INPUT DATA:
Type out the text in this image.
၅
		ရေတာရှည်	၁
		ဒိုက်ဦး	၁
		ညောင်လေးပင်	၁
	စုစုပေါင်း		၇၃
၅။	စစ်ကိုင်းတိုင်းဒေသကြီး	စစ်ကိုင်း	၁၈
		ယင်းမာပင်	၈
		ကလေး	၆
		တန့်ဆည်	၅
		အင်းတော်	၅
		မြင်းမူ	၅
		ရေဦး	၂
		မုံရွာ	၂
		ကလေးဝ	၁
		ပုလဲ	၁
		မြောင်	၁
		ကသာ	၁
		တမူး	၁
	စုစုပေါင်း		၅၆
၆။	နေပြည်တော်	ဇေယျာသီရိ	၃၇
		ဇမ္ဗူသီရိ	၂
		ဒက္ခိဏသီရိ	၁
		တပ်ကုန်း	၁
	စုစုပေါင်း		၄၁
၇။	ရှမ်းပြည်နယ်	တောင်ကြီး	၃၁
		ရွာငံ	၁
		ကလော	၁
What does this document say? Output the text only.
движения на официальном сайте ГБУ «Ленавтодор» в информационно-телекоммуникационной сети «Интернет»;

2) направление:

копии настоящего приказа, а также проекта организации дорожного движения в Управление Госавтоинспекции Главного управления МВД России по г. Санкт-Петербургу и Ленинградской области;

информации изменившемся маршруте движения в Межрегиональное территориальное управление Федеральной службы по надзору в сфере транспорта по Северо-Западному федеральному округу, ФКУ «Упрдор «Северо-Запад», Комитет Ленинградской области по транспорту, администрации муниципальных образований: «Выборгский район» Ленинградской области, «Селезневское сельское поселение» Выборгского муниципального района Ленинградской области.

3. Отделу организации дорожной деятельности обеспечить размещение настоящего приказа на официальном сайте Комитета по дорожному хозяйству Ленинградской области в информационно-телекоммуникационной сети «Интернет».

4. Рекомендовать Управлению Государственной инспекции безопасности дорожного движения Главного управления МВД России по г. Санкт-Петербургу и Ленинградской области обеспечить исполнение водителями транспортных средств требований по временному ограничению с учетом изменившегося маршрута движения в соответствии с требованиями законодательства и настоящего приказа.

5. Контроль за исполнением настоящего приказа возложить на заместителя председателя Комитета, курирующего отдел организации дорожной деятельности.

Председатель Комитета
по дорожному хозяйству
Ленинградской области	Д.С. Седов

REQUEST:
Among the lines of the listing, how many hold the string "обеспечить"? Respond with only the number.

EXERCISE RESULT:
2